[start SOURCE RECORDS]

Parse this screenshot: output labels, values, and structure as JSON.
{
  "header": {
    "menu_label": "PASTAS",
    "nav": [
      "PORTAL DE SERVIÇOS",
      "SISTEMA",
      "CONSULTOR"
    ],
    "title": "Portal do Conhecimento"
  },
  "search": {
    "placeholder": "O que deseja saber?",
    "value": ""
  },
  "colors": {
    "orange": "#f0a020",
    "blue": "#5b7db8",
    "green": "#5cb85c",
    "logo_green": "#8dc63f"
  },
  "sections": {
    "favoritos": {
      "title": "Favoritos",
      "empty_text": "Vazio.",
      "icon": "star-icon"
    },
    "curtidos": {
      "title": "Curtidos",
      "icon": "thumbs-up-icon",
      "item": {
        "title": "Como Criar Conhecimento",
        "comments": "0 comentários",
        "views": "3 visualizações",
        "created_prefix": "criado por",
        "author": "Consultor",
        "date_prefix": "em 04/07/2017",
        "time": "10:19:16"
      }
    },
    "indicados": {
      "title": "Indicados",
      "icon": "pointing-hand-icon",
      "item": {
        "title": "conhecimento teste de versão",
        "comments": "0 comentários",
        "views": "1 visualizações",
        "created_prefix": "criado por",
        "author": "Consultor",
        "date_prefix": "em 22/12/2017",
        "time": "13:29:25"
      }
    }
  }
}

[end SOURCE RECORDS]

_AIM_
Print the material once more, exactly.

_OUTPUT_
Parse this screenshot: output labels, values, and structure as JSON.
{
  "header": {
    "menu_label": "PASTAS",
    "nav": [
      "PORTAL DE SERVIÇOS",
      "SISTEMA",
      "CONSULTOR"
    ],
    "title": "Portal do Conhecimento"
  },
  "search": {
    "placeholder": "O que deseja saber?",
    "value": ""
  },
  "colors": {
    "orange": "#f0a020",
    "blue": "#5b7db8",
    "green": "#5cb85c",
    "logo_green": "#8dc63f"
  },
  "sections": {
    "favoritos": {
      "title": "Favoritos",
      "empty_text": "Vazio.",
      "icon": "star-icon"
    },
    "curtidos": {
      "title": "Curtidos",
      "icon": "thumbs-up-icon",
      "item": {
        "title": "Como Criar Conhecimento",
        "comments": "0 comentários",
        "views": "3 visualizações",
        "created_prefix": "criado por",
        "author": "Consultor",
        "date_prefix": "em 04/07/2017",
        "time": "10:19:16"
      }
    },
    "indicados": {
      "title": "Indicados",
      "icon": "pointing-hand-icon",
      "item": {
        "title": "conhecimento teste de versão",
        "comments": "0 comentários",
        "views": "1 visualizações",
        "created_prefix": "criado por",
        "author": "Consultor",
        "date_prefix": "em 22/12/2017",
        "time": "13:29:25"
      }
    }
  }
}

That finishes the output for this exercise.